* [STATED PROBLEM] Search the material below for the string "nôtre" and extract each line that has it.

________________________________________

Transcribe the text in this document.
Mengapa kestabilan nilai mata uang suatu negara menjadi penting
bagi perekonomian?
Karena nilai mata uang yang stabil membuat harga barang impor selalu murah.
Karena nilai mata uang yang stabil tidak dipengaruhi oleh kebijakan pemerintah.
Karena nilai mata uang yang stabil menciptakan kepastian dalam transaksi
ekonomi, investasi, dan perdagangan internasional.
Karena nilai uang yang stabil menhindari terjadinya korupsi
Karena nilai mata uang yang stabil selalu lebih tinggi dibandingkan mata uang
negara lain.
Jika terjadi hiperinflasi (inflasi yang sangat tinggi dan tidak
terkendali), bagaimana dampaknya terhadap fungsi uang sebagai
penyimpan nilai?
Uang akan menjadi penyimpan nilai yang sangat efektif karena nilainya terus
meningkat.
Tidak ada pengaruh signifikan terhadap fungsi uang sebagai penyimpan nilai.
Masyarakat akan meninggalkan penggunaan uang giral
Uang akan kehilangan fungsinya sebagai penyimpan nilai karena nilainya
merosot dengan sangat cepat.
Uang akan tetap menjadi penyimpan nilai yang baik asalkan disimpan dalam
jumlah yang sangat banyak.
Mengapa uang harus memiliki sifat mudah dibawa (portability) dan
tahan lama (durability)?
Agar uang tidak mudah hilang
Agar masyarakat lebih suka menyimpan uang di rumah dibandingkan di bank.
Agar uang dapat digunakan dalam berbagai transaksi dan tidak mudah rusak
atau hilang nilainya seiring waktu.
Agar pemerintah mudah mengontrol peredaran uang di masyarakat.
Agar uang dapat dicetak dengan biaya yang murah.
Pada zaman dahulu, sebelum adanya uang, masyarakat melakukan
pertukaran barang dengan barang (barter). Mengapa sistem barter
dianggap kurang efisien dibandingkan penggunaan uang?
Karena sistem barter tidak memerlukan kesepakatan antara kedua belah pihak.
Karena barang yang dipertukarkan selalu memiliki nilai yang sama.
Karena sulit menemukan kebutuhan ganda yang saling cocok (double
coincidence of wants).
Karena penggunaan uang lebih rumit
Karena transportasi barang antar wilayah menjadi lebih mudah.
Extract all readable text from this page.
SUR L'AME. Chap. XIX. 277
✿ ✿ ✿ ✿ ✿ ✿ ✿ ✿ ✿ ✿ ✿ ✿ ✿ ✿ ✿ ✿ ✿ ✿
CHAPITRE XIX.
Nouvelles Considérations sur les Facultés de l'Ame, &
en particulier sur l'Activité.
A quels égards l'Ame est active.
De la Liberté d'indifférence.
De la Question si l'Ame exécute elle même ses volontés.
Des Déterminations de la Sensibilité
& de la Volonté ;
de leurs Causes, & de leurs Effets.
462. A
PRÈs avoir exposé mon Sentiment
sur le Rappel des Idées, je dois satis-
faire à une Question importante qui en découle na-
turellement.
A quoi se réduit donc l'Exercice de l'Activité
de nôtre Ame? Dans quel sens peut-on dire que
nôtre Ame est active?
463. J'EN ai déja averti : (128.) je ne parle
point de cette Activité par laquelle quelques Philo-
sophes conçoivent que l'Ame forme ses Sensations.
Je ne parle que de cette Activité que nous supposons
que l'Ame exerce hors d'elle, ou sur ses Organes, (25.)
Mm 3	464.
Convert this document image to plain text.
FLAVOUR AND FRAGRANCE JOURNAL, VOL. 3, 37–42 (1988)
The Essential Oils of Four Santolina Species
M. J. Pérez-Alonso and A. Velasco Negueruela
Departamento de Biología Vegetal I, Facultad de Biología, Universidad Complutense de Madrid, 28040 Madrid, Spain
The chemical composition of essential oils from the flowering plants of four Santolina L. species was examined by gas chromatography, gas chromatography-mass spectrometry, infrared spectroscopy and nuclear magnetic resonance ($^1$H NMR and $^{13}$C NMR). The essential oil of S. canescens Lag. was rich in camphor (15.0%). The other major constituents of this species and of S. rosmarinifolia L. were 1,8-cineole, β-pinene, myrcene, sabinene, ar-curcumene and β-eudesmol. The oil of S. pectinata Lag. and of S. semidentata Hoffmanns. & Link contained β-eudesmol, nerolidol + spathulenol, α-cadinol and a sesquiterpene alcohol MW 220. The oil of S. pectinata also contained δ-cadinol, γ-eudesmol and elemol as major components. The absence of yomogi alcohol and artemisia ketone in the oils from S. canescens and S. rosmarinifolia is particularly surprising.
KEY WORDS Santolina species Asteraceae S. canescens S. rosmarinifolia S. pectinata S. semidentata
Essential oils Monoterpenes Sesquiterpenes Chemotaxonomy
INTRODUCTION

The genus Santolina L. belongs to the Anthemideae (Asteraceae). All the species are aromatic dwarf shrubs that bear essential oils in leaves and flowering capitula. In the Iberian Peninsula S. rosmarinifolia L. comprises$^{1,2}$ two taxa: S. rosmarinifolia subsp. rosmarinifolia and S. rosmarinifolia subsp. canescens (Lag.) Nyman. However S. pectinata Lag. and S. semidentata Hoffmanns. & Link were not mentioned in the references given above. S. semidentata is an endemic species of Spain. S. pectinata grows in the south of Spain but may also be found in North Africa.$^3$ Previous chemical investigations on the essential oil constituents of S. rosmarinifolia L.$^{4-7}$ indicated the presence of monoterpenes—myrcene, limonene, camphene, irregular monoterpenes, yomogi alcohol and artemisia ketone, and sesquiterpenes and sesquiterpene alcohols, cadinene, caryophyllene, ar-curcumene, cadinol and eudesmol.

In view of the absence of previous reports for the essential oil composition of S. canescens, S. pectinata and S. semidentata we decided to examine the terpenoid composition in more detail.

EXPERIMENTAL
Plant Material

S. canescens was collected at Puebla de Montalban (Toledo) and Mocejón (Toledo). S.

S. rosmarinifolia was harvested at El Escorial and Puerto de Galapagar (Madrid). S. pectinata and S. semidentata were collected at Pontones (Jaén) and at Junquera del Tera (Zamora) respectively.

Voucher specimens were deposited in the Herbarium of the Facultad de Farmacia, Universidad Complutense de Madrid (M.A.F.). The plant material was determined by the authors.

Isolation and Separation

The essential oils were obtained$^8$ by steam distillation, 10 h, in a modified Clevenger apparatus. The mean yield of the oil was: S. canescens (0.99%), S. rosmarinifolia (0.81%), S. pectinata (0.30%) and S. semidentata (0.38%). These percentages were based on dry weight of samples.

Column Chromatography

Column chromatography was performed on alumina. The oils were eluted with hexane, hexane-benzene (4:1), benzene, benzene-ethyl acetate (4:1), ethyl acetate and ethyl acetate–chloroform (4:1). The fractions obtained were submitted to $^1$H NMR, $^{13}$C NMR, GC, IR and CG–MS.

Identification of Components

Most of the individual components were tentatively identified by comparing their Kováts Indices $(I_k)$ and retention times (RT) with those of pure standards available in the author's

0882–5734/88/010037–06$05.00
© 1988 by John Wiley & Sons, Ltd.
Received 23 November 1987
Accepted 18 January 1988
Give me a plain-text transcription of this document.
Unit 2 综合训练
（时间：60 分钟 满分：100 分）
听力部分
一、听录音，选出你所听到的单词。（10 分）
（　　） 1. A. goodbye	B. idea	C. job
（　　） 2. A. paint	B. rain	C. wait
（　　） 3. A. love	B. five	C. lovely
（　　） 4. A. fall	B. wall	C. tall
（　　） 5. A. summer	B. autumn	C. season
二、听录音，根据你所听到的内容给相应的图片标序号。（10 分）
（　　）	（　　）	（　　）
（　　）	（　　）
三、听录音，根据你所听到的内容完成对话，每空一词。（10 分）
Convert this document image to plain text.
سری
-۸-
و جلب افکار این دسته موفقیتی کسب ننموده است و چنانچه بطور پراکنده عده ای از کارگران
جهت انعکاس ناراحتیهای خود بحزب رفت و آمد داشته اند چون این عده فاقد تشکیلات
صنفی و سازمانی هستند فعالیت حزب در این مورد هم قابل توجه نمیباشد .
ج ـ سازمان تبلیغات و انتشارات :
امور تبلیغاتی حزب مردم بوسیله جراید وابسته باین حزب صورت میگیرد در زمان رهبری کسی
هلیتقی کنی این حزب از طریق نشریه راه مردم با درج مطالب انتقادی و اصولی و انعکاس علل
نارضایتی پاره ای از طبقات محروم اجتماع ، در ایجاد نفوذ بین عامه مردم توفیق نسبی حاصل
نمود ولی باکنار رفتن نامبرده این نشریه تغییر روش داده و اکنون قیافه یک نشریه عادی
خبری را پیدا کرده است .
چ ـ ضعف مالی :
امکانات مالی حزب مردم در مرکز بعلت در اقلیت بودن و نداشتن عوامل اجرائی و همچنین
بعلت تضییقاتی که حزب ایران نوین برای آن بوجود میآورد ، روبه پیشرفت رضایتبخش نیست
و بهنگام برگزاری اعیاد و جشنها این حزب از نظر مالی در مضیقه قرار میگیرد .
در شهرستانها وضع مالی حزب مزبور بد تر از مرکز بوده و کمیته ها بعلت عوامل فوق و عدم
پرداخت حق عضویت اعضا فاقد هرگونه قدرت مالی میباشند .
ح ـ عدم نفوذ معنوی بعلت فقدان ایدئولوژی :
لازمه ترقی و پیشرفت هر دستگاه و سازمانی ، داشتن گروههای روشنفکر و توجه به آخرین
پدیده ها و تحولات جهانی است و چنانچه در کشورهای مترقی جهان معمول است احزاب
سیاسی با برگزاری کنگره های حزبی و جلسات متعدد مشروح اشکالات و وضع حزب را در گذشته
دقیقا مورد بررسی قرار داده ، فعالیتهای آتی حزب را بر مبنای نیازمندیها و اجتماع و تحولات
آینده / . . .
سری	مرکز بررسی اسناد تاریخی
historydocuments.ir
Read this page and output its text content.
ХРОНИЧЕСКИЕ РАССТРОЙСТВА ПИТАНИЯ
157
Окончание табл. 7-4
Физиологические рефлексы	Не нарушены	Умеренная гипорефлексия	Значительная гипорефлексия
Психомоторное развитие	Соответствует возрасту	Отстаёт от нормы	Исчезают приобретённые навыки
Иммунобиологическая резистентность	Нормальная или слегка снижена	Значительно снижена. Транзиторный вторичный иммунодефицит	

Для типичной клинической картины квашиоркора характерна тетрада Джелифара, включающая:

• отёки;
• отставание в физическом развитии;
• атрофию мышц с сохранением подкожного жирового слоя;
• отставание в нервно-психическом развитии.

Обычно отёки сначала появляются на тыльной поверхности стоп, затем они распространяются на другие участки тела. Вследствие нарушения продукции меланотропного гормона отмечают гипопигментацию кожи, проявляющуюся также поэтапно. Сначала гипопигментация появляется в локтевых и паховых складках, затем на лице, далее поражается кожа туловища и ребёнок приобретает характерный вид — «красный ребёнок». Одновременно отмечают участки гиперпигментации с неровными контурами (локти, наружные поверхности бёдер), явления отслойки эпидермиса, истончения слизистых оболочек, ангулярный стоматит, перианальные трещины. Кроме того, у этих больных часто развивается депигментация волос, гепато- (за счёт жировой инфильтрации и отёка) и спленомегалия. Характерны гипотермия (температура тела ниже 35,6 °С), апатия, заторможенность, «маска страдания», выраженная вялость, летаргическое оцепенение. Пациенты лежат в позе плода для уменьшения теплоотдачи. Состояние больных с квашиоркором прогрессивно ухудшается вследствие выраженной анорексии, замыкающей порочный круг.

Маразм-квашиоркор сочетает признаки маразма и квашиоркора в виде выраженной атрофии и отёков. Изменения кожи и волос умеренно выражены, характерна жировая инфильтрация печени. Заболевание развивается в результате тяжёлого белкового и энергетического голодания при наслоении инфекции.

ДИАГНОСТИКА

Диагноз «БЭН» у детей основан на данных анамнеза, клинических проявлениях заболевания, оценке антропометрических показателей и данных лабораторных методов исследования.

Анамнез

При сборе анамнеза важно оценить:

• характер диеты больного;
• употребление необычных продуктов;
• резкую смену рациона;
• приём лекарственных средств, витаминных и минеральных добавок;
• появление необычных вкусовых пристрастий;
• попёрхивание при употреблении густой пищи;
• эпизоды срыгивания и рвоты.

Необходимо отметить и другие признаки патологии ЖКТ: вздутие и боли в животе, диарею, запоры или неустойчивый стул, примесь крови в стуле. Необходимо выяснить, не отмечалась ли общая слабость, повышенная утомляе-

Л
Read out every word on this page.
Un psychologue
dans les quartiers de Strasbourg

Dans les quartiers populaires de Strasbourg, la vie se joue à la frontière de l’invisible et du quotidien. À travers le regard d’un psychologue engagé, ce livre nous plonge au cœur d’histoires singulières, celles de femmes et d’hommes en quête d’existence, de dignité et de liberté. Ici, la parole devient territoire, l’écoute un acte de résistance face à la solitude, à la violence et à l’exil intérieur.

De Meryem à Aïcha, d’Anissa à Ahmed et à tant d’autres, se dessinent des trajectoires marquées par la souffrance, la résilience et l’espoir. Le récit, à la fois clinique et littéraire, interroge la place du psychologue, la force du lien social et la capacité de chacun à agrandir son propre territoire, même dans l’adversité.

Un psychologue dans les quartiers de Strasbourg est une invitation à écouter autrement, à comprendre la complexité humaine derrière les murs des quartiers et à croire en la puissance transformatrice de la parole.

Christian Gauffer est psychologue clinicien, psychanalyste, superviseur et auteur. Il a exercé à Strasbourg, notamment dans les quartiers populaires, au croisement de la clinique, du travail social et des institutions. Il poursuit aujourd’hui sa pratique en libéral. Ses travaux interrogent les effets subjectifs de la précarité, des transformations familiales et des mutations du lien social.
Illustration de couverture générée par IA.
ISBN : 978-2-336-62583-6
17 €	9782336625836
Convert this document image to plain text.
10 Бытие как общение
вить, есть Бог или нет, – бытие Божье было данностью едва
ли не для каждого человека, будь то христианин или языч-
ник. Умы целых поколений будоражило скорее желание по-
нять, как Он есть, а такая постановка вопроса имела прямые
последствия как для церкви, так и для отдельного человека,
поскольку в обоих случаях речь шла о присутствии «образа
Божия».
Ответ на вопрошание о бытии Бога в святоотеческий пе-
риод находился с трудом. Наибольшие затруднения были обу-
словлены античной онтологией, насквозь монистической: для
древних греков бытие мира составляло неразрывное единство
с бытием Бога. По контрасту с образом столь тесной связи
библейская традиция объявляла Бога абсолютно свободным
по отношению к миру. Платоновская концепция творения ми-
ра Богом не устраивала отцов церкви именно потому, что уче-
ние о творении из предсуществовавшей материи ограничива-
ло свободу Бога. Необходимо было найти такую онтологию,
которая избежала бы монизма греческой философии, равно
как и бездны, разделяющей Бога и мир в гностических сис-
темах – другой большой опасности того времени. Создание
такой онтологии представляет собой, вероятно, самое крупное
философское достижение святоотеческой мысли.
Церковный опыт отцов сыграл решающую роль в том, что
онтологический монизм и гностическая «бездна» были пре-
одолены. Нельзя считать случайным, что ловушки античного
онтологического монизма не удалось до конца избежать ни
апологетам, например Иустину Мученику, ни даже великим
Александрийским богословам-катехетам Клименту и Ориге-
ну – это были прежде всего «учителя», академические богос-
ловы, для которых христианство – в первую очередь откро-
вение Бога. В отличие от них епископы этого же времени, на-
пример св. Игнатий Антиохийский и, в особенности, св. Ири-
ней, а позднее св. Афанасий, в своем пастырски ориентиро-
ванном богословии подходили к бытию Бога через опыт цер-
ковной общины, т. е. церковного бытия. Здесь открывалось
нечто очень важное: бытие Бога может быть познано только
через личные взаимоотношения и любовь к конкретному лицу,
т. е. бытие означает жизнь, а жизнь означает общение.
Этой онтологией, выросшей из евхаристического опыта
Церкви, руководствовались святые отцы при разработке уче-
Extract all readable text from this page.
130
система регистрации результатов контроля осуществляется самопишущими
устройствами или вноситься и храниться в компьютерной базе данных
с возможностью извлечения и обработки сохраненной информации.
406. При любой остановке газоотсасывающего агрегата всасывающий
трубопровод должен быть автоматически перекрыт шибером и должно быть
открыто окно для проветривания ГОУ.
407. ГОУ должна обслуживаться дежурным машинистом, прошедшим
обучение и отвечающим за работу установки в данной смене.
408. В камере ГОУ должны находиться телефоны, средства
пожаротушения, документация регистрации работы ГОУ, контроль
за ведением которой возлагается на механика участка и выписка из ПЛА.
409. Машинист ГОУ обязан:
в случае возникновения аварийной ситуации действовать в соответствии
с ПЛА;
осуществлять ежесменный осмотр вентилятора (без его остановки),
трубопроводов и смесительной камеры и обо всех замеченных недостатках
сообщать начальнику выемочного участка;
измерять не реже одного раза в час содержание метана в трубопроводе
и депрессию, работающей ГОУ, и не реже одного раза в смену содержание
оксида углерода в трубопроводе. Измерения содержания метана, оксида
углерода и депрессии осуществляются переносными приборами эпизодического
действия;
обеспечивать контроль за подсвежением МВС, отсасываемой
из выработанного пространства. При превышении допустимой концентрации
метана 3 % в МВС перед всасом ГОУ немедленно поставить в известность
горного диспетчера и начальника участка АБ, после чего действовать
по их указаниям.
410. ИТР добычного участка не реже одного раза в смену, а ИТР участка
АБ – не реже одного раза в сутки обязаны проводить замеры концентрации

________________________________________

* [FULL OUTPUT]
de nôtre Ame? Dans quel sens peut-on dire que
nôtre Ame est active?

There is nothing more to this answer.